Among the lines below, count those with "Taxpayer". Give the total alone.

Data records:
· · · · · · ·

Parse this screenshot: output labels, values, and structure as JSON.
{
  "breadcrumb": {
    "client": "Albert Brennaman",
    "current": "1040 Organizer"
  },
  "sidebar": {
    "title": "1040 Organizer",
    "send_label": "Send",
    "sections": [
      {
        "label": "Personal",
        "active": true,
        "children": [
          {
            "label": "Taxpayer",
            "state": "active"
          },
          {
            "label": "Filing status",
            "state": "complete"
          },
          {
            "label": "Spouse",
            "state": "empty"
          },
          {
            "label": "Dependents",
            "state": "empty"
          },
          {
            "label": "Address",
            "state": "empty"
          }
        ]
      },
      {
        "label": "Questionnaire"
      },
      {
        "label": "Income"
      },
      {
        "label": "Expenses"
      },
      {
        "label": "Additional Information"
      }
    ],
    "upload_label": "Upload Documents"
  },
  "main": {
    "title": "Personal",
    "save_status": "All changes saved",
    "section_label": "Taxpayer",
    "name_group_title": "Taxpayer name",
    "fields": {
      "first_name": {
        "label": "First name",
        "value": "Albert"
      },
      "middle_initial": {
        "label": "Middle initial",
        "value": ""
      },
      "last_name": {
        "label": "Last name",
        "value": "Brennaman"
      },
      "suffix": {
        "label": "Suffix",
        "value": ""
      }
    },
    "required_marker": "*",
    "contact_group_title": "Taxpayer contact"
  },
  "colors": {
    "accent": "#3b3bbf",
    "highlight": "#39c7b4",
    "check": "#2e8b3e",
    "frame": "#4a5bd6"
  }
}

· · · · · · ·

FULL ANSWER: 4